Written exercise: Give every line of the material below as a JSON list of strings, one string per line, skipping blank lines. Leave the pictures out.

Dataset:
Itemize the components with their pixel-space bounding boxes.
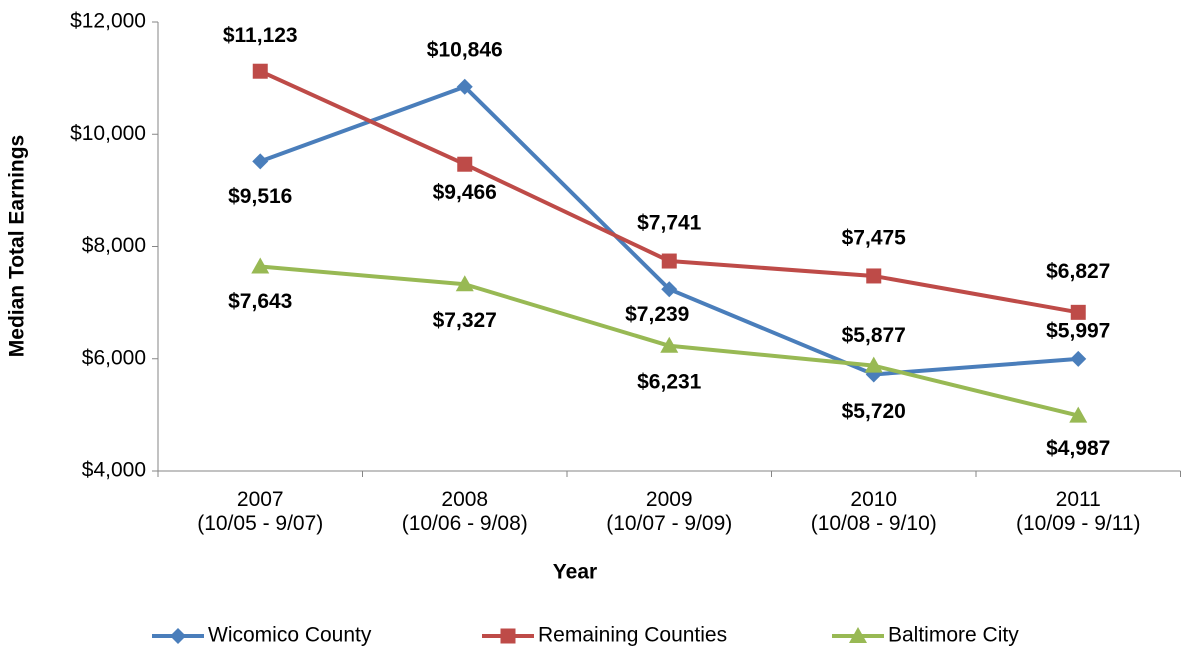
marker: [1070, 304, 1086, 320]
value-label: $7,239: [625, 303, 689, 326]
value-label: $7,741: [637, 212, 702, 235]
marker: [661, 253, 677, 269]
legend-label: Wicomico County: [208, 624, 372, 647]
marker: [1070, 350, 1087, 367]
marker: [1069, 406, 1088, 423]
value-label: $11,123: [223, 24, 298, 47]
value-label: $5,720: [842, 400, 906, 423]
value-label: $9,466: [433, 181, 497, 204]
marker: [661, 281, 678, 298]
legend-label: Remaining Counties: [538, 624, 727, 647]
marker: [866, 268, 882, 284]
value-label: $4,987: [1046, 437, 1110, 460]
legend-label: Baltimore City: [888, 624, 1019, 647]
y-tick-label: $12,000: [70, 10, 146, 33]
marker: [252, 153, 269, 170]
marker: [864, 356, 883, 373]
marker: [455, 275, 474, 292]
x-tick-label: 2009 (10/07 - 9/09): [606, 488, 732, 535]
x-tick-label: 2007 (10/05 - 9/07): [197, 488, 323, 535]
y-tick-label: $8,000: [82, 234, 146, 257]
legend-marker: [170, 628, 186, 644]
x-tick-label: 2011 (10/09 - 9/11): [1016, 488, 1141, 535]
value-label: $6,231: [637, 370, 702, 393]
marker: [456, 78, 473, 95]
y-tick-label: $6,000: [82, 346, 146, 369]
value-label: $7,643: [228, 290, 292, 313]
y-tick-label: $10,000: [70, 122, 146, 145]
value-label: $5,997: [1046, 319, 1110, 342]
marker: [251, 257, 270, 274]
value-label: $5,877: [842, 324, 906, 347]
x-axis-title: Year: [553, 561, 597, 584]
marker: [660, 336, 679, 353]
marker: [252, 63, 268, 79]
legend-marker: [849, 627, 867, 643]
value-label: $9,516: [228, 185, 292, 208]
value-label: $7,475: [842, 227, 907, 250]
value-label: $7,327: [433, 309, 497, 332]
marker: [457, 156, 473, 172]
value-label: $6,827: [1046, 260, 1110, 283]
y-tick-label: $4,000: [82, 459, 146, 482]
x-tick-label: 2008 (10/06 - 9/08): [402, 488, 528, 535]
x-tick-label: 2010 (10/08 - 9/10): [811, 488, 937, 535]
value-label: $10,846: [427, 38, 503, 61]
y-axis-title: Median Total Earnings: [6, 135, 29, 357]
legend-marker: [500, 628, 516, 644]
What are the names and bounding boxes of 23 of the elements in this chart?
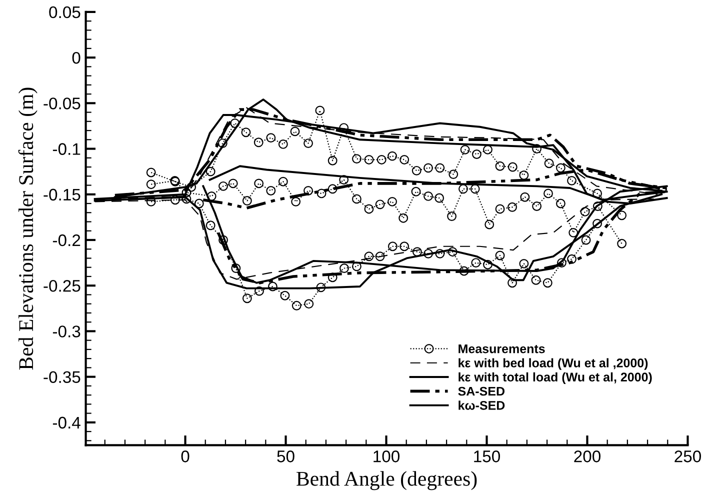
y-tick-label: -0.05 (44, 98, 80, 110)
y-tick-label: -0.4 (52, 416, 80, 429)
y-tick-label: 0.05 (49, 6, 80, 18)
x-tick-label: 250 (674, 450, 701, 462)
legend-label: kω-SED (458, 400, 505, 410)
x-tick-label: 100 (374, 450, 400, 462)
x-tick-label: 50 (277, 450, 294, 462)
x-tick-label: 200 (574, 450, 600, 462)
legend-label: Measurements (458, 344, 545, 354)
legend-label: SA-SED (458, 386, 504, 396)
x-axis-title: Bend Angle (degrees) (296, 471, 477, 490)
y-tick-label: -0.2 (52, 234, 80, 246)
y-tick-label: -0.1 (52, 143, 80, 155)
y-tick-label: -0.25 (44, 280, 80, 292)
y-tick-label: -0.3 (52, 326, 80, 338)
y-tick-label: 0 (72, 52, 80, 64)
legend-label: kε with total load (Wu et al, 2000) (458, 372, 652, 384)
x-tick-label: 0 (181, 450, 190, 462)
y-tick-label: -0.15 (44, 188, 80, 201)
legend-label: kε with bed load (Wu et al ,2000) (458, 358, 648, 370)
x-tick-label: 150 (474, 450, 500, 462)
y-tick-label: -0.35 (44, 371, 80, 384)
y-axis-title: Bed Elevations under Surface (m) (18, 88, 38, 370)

The response:
[
  "Itemize the components with their pixel-space bounding boxes.",
  "marker: [1070, 304, 1086, 320]",
  "value-label: $7,239: [625, 303, 689, 326]",
  "value-label: $7,741: [637, 212, 702, 235]",
  "marker: [661, 253, 677, 269]",
  "legend-label: Wicomico County: [208, 624, 372, 647]",
  "marker: [1070, 350, 1087, 367]",
  "marker: [1069, 406, 1088, 423]",
  "value-label: $11,123: [223, 24, 298, 47]",
  "value-label: $5,720: [842, 400, 906, 423]",
  "value-label: $9,466: [433, 181, 497, 204]",
  "marker: [661, 281, 678, 298]",
  "legend-label: Remaining Counties: [538, 624, 727, 647]",
  "marker: [866, 268, 882, 284]",
  "value-label: $4,987: [1046, 437, 1110, 460]",
  "legend-label: Baltimore City: [888, 624, 1019, 647]",
  "y-tick-label: $12,000: [70, 10, 146, 33]",
  "marker: [252, 153, 269, 170]",
  "marker: [864, 356, 883, 373]",
  "marker: [455, 275, 474, 292]",
  "x-tick-label: 2009 (10/07 - 9/09): [606, 488, 732, 535]",
  "x-tick-label: 2007 (10/05 - 9/07): [197, 488, 323, 535]",
  "y-tick-label: $8,000: [82, 234, 146, 257]",
  "legend-marker: [170, 628, 186, 644]",
  "x-tick-label: 2011 (10/09 - 9/11): [1016, 488, 1141, 535]",
  "value-label: $6,231: [637, 370, 702, 393]",
  "marker: [456, 78, 473, 95]",
  "y-tick-label: $6,000: [82, 346, 146, 369]",
  "value-label: $7,643: [228, 290, 292, 313]",
  "y-tick-label: $10,000: [70, 122, 146, 145]",
  "value-label: $5,997: [1046, 319, 1110, 342]",
  "marker: [251, 257, 270, 274]",
  "value-label: $5,877: [842, 324, 906, 347]",
  "x-axis-title: Year: [553, 561, 597, 584]",
  "marker: [660, 336, 679, 353]",
  "marker: [252, 63, 268, 79]",
  "legend-marker: [849, 627, 867, 643]",
  "value-label: $9,516: [228, 185, 292, 208]",
  "value-label: $7,475: [842, 227, 907, 250]",
  "value-label: $7,327: [433, 309, 497, 332]",
  "marker: [457, 156, 473, 172]",
  "value-label: $6,827: [1046, 260, 1110, 283]",
  "y-tick-label: $4,000: [82, 459, 146, 482]",
  "x-tick-label: 2008 (10/06 - 9/08): [402, 488, 528, 535]",
  "x-tick-label: 2010 (10/08 - 9/10): [811, 488, 937, 535]",
  "value-label: $10,846: [427, 38, 503, 61]",
  "y-axis-title: Median Total Earnings: [6, 135, 29, 357]",
  "legend-marker: [500, 628, 516, 644]",
  "What are the names and bounding boxes of 23 of the elements in this chart?",
  "y-tick-label: -0.05 (44, 98, 80, 110)",
  "y-tick-label: -0.4 (52, 416, 80, 429)",
  "y-tick-label: 0.05 (49, 6, 80, 18)",
  "x-tick-label: 250 (674, 450, 701, 462)",
  "legend-label: kω-SED (458, 400, 505, 410)",
  "x-tick-label: 100 (374, 450, 400, 462)",
  "x-tick-label: 50 (277, 450, 294, 462)",
  "x-tick-label: 200 (574, 450, 600, 462)",
  "legend-label: Measurements (458, 344, 545, 354)",
  "legend-label: SA-SED (458, 386, 504, 396)",
  "x-axis-title: Bend Angle (degrees) (296, 471, 477, 490)",
  "y-tick-label: -0.2 (52, 234, 80, 246)",
  "y-tick-label: -0.1 (52, 143, 80, 155)",
  "y-tick-label: -0.25 (44, 280, 80, 292)",
  "y-tick-label: -0.3 (52, 326, 80, 338)",
  "y-tick-label: 0 (72, 52, 80, 64)",
  "legend-label: kε with total load (Wu et al, 2000) (458, 372, 652, 384)",
  "x-tick-label: 0 (181, 450, 190, 462)",
  "y-tick-label: -0.15 (44, 188, 80, 201)",
  "legend-label: kε with bed load (Wu et al ,2000) (458, 358, 648, 370)",
  "x-tick-label: 150 (474, 450, 500, 462)",
  "y-tick-label: -0.35 (44, 371, 80, 384)",
  "y-axis-title: Bed Elevations under Surface (m) (18, 88, 38, 370)"
]